# [Input material]
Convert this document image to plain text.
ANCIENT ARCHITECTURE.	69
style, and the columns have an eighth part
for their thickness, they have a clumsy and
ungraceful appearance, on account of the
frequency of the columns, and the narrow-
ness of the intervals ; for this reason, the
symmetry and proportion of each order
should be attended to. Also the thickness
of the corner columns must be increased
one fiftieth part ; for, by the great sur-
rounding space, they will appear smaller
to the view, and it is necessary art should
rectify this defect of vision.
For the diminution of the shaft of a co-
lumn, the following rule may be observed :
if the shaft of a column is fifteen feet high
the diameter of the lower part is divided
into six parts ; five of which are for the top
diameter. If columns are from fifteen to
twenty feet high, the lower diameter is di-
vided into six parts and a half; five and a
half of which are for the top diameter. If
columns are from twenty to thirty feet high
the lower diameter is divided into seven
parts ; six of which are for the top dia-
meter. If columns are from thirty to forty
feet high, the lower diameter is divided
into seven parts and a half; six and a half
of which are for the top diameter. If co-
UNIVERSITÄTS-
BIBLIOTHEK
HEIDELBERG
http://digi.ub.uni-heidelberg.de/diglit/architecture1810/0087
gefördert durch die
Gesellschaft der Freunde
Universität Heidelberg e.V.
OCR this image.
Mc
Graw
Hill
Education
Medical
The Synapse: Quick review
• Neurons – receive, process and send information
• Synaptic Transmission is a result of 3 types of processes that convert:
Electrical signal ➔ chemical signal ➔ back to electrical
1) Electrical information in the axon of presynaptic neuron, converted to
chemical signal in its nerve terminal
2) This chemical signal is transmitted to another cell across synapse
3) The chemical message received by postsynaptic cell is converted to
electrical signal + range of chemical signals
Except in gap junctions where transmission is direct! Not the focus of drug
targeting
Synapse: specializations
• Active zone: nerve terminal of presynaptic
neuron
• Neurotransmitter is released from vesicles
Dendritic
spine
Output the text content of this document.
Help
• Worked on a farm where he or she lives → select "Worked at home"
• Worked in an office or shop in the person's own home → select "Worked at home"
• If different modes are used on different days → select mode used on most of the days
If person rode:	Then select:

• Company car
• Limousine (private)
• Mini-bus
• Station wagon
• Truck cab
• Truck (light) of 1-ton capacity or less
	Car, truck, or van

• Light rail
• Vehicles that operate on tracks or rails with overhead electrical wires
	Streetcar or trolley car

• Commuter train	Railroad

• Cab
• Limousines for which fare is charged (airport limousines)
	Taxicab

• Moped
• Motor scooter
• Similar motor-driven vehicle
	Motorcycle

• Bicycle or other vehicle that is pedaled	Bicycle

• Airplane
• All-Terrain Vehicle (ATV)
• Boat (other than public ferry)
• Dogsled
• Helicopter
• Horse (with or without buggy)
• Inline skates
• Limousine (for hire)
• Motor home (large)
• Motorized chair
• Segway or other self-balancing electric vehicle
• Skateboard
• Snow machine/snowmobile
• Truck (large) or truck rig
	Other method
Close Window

# [Task details]
Extract all lines that hold the word "seven".

# [Solution]
the lower diameter is divided into seven
into seven parts and a half; six and a half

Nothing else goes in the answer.